Exercise materials:
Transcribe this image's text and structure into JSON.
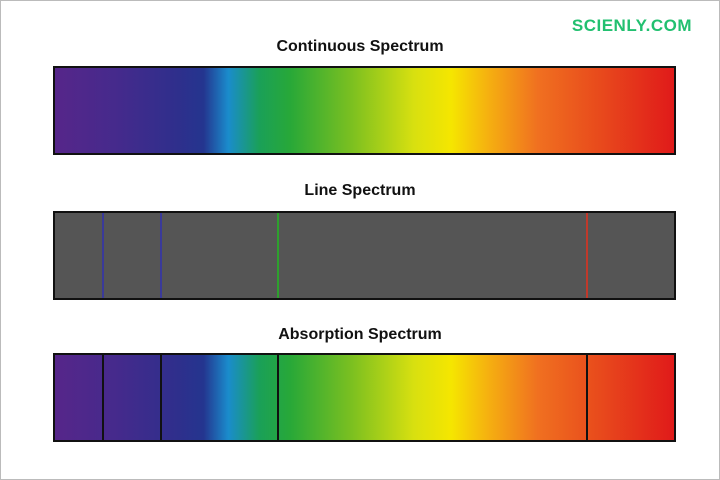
{
  "logo": "SCIENLY.COM",
  "panels": [
    {
      "title": "Continuous Spectrum",
      "type": "continuous"
    },
    {
      "title": "Line Spectrum",
      "type": "emission",
      "lines": [
        {
          "position": 0.077,
          "color": "#3a3a9a"
        },
        {
          "position": 0.172,
          "color": "#3a3a9a"
        },
        {
          "position": 0.361,
          "color": "#2ea02e"
        },
        {
          "position": 0.86,
          "color": "#c0392b"
        }
      ]
    },
    {
      "title": "Absorption Spectrum",
      "type": "absorption",
      "lines": [
        {
          "position": 0.077,
          "color": "#111111"
        },
        {
          "position": 0.172,
          "color": "#111111"
        },
        {
          "position": 0.361,
          "color": "#111111"
        },
        {
          "position": 0.86,
          "color": "#111111"
        }
      ]
    }
  ]
}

What is required:
Each record must be quoted in full and exactly. Do not include the pictures.

The solution:
Transcribe this image's text and structure into JSON.
{
  "logo": "SCIENLY.COM",
  "panels": [
    {
      "title": "Continuous Spectrum",
      "type": "continuous"
    },
    {
      "title": "Line Spectrum",
      "type": "emission",
      "lines": [
        {
          "position": 0.077,
          "color": "#3a3a9a"
        },
        {
          "position": 0.172,
          "color": "#3a3a9a"
        },
        {
          "position": 0.361,
          "color": "#2ea02e"
        },
        {
          "position": 0.86,
          "color": "#c0392b"
        }
      ]
    },
    {
      "title": "Absorption Spectrum",
      "type": "absorption",
      "lines": [
        {
          "position": 0.077,
          "color": "#111111"
        },
        {
          "position": 0.172,
          "color": "#111111"
        },
        {
          "position": 0.361,
          "color": "#111111"
        },
        {
          "position": 0.86,
          "color": "#111111"
        }
      ]
    }
  ]
}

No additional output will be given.